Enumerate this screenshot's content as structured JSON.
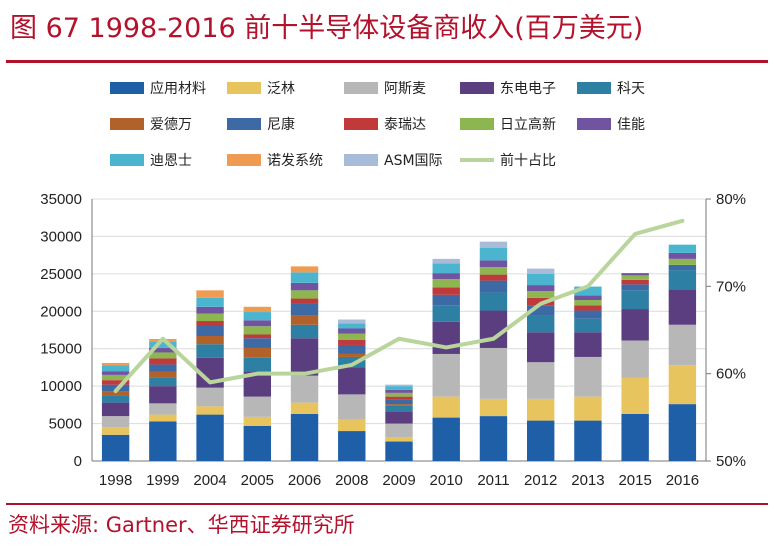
{
  "header": {
    "title": "图 67   1998-2016 前十半导体设备商收入(百万美元)"
  },
  "footer": {
    "source": "资料来源: Gartner、华西证券研究所"
  },
  "chart_data": {
    "type": "bar",
    "stacked": true,
    "title": "图 67   1998-2016 前十半导体设备商收入(百万美元)",
    "categories": [
      "1998",
      "1999",
      "2004",
      "2005",
      "2006",
      "2008",
      "2009",
      "2010",
      "2011",
      "2012",
      "2013",
      "2015",
      "2016"
    ],
    "ylim": [
      0,
      35000
    ],
    "yticks": [
      "0",
      "5000",
      "10000",
      "15000",
      "20000",
      "25000",
      "30000",
      "35000"
    ],
    "y2lim": [
      50,
      80
    ],
    "y2ticks": [
      "50%",
      "60%",
      "70%",
      "80%"
    ],
    "legend_position": "top",
    "grid": true,
    "series": [
      {
        "name": "应用材料",
        "color": "#1f5fa8",
        "values": [
          3500,
          5300,
          6200,
          4700,
          6300,
          4000,
          2600,
          5800,
          6000,
          5400,
          5400,
          6300,
          7600
        ]
      },
      {
        "name": "泛林",
        "color": "#e8c45e",
        "values": [
          1000,
          900,
          1100,
          1200,
          1500,
          1500,
          600,
          2800,
          2300,
          2900,
          3200,
          4800,
          5200
        ]
      },
      {
        "name": "阿斯麦",
        "color": "#b7b7b7",
        "values": [
          1500,
          1500,
          2500,
          2700,
          3600,
          3400,
          1800,
          5700,
          6800,
          4900,
          5300,
          5000,
          5400
        ]
      },
      {
        "name": "东电电子",
        "color": "#5b3e80",
        "values": [
          1800,
          2300,
          4000,
          3400,
          5000,
          3600,
          1600,
          4300,
          5000,
          4000,
          3300,
          4200,
          4700
        ]
      },
      {
        "name": "科天",
        "color": "#2d7fa3",
        "values": [
          1000,
          1100,
          1800,
          1800,
          1800,
          1400,
          800,
          2200,
          2400,
          2300,
          1800,
          2500,
          2600
        ]
      },
      {
        "name": "爱德万",
        "color": "#b0622a",
        "values": [
          500,
          800,
          1100,
          1300,
          1300,
          400,
          200,
          0,
          0,
          0,
          0,
          0,
          0
        ]
      },
      {
        "name": "尼康",
        "color": "#3d6aa5",
        "values": [
          900,
          1000,
          1400,
          1300,
          1600,
          1200,
          600,
          1400,
          1600,
          1300,
          1100,
          800,
          700
        ]
      },
      {
        "name": "泰瑞达",
        "color": "#c0393b",
        "values": [
          600,
          800,
          600,
          500,
          600,
          700,
          400,
          1000,
          800,
          1000,
          700,
          600,
          0
        ]
      },
      {
        "name": "日立高新",
        "color": "#8db650",
        "values": [
          700,
          800,
          1000,
          1100,
          1100,
          800,
          500,
          1100,
          1000,
          900,
          700,
          600,
          800
        ]
      },
      {
        "name": "佳能",
        "color": "#7154a0",
        "values": [
          500,
          600,
          900,
          800,
          1000,
          700,
          400,
          800,
          900,
          800,
          600,
          300,
          800
        ]
      },
      {
        "name": "迪恩士",
        "color": "#4bb5d0",
        "values": [
          800,
          900,
          1200,
          1100,
          1400,
          700,
          500,
          1300,
          1700,
          1500,
          1200,
          0,
          1100
        ]
      },
      {
        "name": "诺发系统",
        "color": "#ef9b52",
        "values": [
          300,
          300,
          1000,
          700,
          800,
          0,
          0,
          0,
          0,
          0,
          0,
          0,
          0
        ]
      },
      {
        "name": "ASM国际",
        "color": "#a8bcd9",
        "values": [
          0,
          0,
          0,
          0,
          0,
          500,
          200,
          600,
          800,
          700,
          0,
          0,
          0
        ]
      }
    ],
    "line_series": {
      "name": "前十占比",
      "color": "#b9d59c",
      "axis": "right",
      "values": [
        58,
        64,
        59,
        60,
        60,
        61,
        64,
        63,
        64,
        68,
        70,
        76,
        77.5
      ]
    }
  }
}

++++++++++++++++++++

Prompt.
How many lines of the data contain the word "title"? Answer with the number alone.

Answer in full.
2